**Directive:** Write out each line of the listing as it stands, without the images.

── Records shown

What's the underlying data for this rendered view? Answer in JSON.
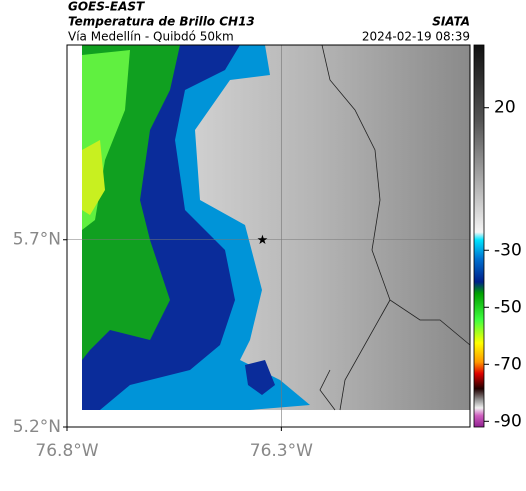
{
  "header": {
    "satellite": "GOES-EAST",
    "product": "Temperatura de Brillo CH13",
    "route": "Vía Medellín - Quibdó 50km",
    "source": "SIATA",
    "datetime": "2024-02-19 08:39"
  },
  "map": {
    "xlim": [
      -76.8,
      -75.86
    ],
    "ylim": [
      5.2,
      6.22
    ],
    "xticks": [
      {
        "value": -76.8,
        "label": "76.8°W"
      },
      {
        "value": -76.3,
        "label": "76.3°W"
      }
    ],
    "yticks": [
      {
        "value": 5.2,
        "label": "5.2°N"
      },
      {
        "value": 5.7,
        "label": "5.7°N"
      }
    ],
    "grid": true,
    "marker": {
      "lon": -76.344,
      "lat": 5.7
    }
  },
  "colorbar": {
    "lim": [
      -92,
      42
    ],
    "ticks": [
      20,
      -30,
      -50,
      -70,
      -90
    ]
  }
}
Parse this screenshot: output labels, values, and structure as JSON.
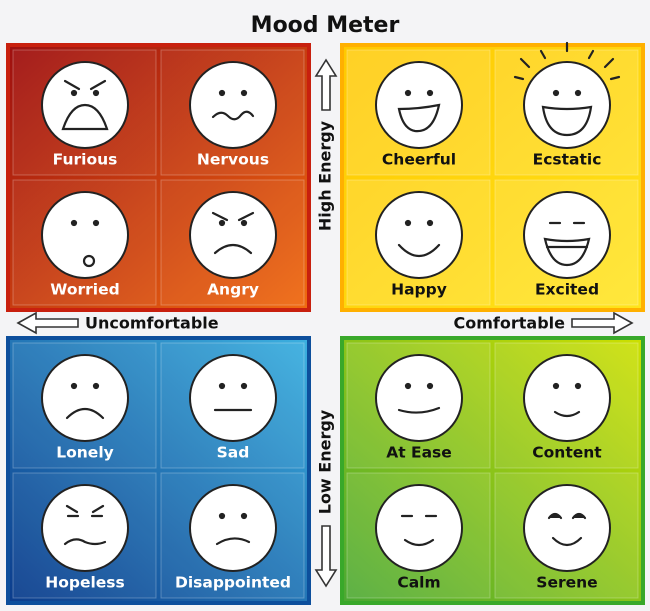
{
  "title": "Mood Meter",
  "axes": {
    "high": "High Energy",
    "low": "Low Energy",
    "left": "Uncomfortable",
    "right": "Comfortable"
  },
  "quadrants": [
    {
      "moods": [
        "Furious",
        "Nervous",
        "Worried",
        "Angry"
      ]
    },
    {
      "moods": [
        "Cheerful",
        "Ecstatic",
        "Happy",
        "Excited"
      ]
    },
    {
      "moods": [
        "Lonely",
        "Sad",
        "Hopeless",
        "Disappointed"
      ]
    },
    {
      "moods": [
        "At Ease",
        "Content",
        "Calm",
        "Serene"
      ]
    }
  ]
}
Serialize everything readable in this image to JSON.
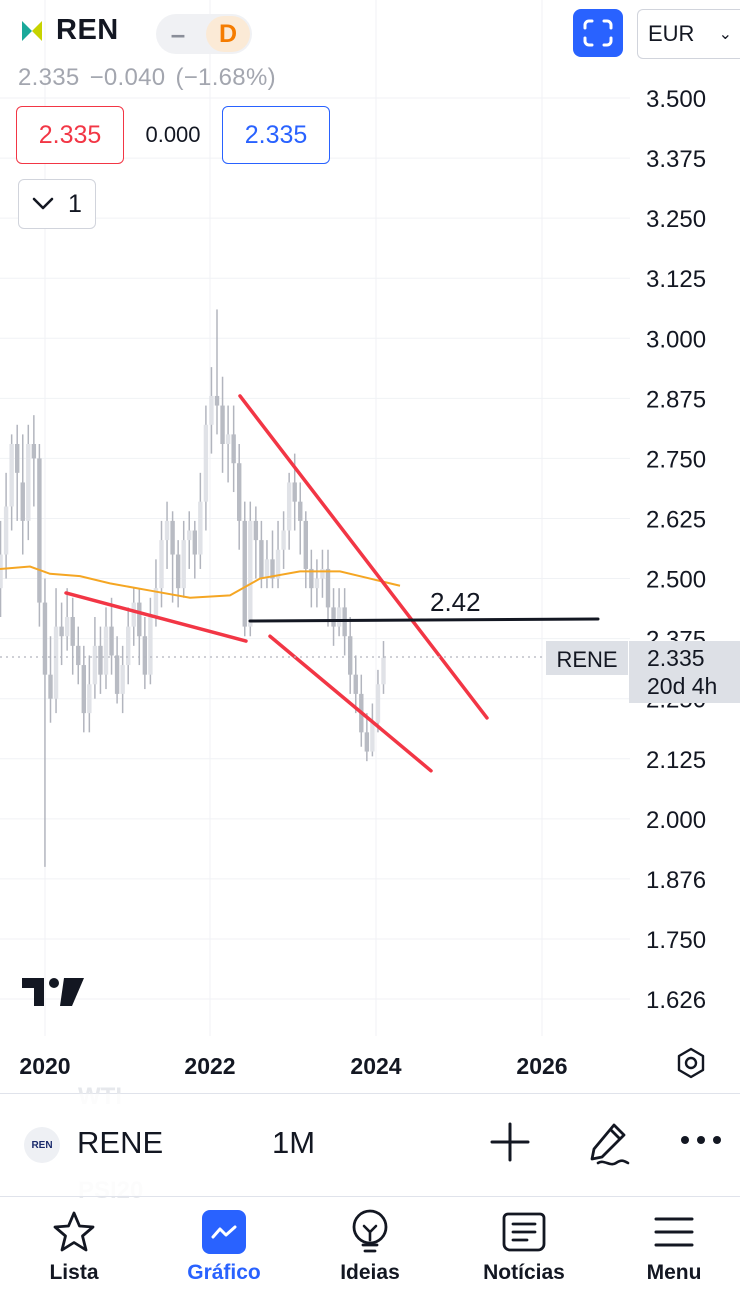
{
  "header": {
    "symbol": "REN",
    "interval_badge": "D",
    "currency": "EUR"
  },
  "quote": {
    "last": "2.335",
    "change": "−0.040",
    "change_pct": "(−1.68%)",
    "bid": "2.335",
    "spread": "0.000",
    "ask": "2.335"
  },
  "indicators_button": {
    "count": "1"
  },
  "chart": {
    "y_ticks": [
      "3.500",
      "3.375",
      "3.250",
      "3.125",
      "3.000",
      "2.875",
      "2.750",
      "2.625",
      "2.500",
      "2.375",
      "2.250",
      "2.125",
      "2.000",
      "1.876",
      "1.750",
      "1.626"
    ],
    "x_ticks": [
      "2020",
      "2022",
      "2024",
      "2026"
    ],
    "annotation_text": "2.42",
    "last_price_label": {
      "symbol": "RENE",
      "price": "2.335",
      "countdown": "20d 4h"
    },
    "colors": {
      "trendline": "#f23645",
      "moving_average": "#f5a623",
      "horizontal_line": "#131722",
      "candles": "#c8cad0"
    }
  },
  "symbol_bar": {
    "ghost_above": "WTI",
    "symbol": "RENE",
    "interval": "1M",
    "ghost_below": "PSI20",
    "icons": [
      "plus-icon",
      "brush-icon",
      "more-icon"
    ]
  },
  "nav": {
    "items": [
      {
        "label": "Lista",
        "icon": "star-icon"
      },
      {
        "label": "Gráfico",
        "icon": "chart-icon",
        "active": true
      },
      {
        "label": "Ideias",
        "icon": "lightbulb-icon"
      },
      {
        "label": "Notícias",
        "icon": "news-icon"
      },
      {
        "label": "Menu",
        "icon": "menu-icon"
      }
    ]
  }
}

────

**Task answer:**
What's the underlying data for this rendered view? Answer in JSON.
{
  "header": {
    "satellite": "GOES-EAST",
    "product": "Temperatura de Brillo CH13",
    "route": "Vía Medellín - Quibdó 50km",
    "source": "SIATA",
    "datetime": "2024-02-19 08:39"
  },
  "map": {
    "xlim": [
      -76.8,
      -75.86
    ],
    "ylim": [
      5.2,
      6.22
    ],
    "xticks": [
      {
        "value": -76.8,
        "label": "76.8°W"
      },
      {
        "value": -76.3,
        "label": "76.3°W"
      }
    ],
    "yticks": [
      {
        "value": 5.2,
        "label": "5.2°N"
      },
      {
        "value": 5.7,
        "label": "5.7°N"
      }
    ],
    "grid": true,
    "marker": {
      "lon": -76.344,
      "lat": 5.7
    }
  },
  "colorbar": {
    "lim": [
      -92,
      42
    ],
    "ticks": [
      20,
      -30,
      -50,
      -70,
      -90
    ]
  }
}
Parse this screenshot: output labels, values, and structure as JSON.
{
  "title": "Mood Meter",
  "axes": {
    "high": "High Energy",
    "low": "Low Energy",
    "left": "Uncomfortable",
    "right": "Comfortable"
  },
  "quadrants": [
    {
      "moods": [
        "Furious",
        "Nervous",
        "Worried",
        "Angry"
      ]
    },
    {
      "moods": [
        "Cheerful",
        "Ecstatic",
        "Happy",
        "Excited"
      ]
    },
    {
      "moods": [
        "Lonely",
        "Sad",
        "Hopeless",
        "Disappointed"
      ]
    },
    {
      "moods": [
        "At Ease",
        "Content",
        "Calm",
        "Serene"
      ]
    }
  ]
}
Serialize everything readable in this image to JSON.
{
  "header": {
    "symbol": "REN",
    "interval_badge": "D",
    "currency": "EUR"
  },
  "quote": {
    "last": "2.335",
    "change": "−0.040",
    "change_pct": "(−1.68%)",
    "bid": "2.335",
    "spread": "0.000",
    "ask": "2.335"
  },
  "indicators_button": {
    "count": "1"
  },
  "chart": {
    "y_ticks": [
      "3.500",
      "3.375",
      "3.250",
      "3.125",
      "3.000",
      "2.875",
      "2.750",
      "2.625",
      "2.500",
      "2.375",
      "2.250",
      "2.125",
      "2.000",
      "1.876",
      "1.750",
      "1.626"
    ],
    "x_ticks": [
      "2020",
      "2022",
      "2024",
      "2026"
    ],
    "annotation_text": "2.42",
    "last_price_label": {
      "symbol": "RENE",
      "price": "2.335",
      "countdown": "20d 4h"
    },
    "colors": {
      "trendline": "#f23645",
      "moving_average": "#f5a623",
      "horizontal_line": "#131722",
      "candles": "#c8cad0"
    }
  },
  "symbol_bar": {
    "ghost_above": "WTI",
    "symbol": "RENE",
    "interval": "1M",
    "ghost_below": "PSI20",
    "icons": [
      "plus-icon",
      "brush-icon",
      "more-icon"
    ]
  },
  "nav": {
    "items": [
      {
        "label": "Lista",
        "icon": "star-icon"
      },
      {
        "label": "Gráfico",
        "icon": "chart-icon",
        "active": true
      },
      {
        "label": "Ideias",
        "icon": "lightbulb-icon"
      },
      {
        "label": "Notícias",
        "icon": "news-icon"
      },
      {
        "label": "Menu",
        "icon": "menu-icon"
      }
    ]
  }
}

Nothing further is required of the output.